- Task details
Select all lines in the records that include "законами".

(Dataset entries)
----
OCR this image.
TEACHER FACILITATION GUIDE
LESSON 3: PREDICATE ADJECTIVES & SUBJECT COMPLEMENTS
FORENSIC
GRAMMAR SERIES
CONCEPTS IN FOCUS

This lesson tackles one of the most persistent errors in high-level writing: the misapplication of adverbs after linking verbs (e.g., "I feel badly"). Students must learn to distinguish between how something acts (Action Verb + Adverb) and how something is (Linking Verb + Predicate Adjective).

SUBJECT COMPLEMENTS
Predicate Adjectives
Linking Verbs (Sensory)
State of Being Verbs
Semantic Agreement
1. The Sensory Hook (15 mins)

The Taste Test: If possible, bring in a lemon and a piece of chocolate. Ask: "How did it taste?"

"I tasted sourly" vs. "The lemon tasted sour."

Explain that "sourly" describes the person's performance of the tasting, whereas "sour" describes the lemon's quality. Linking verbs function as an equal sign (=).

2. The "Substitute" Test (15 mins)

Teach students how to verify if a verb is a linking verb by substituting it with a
----
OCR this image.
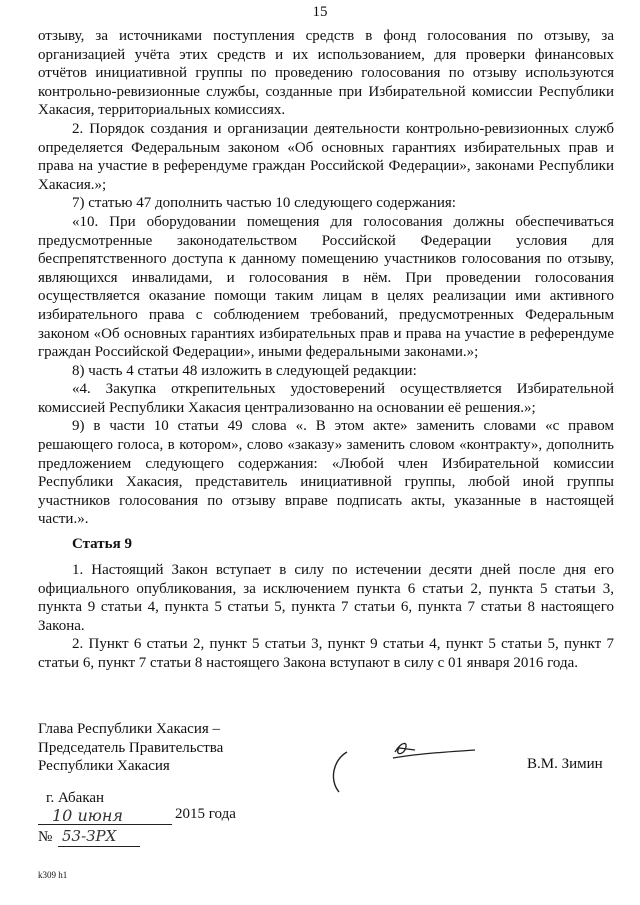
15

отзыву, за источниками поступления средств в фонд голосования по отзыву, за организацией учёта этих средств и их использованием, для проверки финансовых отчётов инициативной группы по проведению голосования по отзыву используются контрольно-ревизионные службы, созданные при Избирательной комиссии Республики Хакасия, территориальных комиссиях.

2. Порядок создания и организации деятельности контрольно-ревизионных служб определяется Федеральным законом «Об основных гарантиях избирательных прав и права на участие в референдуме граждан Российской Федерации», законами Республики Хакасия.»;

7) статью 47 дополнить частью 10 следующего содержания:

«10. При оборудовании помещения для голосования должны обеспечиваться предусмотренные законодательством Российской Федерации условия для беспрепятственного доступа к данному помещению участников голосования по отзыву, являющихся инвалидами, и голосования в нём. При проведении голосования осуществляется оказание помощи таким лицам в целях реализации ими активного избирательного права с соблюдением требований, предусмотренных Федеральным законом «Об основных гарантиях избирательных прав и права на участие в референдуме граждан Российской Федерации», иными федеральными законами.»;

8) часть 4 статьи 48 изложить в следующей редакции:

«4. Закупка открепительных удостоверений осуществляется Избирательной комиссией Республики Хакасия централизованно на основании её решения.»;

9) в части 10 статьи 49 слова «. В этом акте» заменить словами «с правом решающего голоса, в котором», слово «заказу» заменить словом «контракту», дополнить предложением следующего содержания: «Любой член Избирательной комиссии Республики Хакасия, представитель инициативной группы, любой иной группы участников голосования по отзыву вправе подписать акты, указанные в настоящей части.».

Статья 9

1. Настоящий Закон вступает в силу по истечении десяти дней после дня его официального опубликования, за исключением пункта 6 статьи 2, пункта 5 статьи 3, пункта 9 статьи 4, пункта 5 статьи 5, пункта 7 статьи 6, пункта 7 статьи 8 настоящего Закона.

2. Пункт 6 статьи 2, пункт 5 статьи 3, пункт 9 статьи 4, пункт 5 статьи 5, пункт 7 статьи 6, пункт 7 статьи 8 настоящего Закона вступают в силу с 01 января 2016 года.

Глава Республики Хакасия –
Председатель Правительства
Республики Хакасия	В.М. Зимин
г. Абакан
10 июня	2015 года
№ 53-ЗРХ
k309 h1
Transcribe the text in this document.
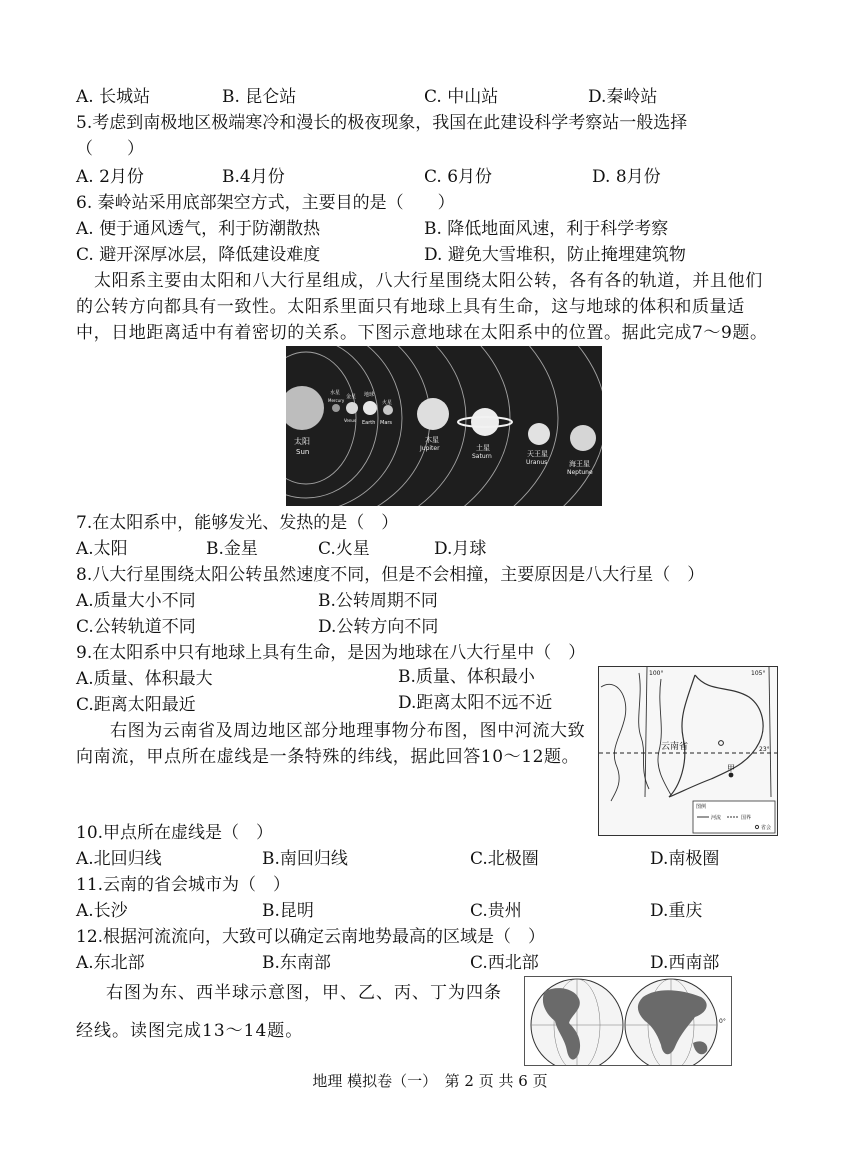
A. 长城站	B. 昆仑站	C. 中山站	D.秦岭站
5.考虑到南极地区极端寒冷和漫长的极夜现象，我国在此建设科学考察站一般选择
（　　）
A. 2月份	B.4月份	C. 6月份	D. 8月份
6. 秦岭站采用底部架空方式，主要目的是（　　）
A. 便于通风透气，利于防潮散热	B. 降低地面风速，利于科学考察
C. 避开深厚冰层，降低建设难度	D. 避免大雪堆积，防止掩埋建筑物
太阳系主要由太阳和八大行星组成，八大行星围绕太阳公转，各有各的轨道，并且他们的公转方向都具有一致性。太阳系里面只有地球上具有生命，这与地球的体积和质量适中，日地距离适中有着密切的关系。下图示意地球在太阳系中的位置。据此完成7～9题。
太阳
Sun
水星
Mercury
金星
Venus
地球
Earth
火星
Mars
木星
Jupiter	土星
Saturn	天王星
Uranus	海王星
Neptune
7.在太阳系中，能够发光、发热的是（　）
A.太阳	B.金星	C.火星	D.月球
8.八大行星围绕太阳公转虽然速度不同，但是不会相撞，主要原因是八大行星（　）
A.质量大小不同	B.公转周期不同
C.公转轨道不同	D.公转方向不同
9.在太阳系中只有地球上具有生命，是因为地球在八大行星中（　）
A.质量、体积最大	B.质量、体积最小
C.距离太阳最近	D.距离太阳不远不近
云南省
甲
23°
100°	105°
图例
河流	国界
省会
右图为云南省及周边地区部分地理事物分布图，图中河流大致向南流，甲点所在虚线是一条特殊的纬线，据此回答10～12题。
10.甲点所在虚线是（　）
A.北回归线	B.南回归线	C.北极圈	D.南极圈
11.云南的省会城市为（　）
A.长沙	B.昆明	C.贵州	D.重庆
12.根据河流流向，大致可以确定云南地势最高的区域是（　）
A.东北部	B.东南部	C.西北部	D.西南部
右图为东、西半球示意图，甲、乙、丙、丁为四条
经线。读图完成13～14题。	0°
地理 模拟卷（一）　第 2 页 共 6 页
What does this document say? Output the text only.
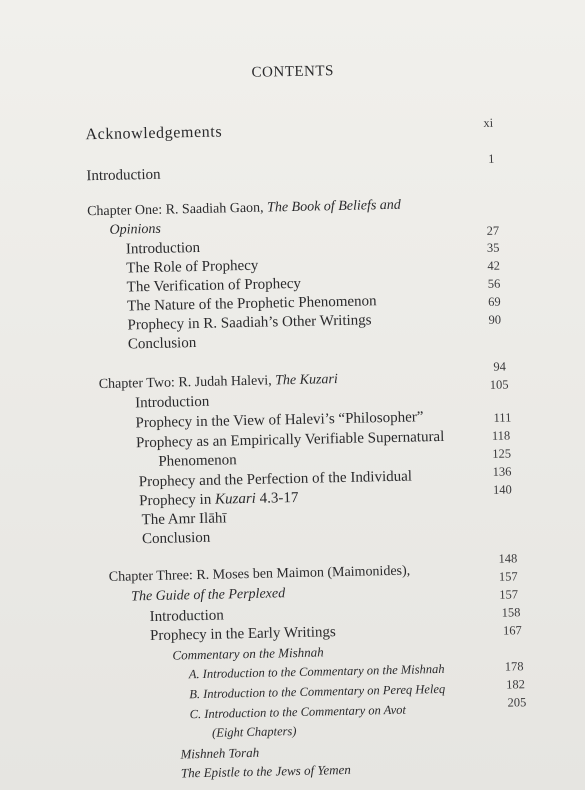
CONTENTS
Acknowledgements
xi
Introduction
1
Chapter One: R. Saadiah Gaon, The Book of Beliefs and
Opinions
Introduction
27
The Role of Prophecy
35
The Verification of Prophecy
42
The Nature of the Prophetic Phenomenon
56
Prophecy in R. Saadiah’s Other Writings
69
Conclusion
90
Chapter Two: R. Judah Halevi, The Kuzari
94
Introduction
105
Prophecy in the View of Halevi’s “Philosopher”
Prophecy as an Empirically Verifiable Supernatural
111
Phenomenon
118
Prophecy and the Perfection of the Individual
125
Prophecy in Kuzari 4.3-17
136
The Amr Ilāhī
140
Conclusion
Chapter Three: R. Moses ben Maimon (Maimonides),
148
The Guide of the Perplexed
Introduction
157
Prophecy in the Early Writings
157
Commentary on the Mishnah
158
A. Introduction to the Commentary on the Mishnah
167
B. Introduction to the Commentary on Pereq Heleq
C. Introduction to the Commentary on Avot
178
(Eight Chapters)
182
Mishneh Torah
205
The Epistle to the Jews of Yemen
----
- Complete response
2. Порядок создания и организации деятельности контрольно-ревизионных служб определяется Федеральным законом «Об основных гарантиях избирательных прав и права на участие в референдуме граждан Российской Федерации», законами Республики Хакасия.»;
«10. При оборудовании помещения для голосования должны обеспечиваться предусмотренные законодательством Российской Федерации условия для беспрепятственного доступа к данному помещению участников голосования по отзыву, являющихся инвалидами, и голосования в нём. При проведении голосования осуществляется оказание помощи таким лицам в целях реализации ими активного избирательного права с соблюдением требований, предусмотренных Федеральным законом «Об основных гарантиях избирательных прав и права на участие в референдуме граждан Российской Федерации», иными федеральными законами.»;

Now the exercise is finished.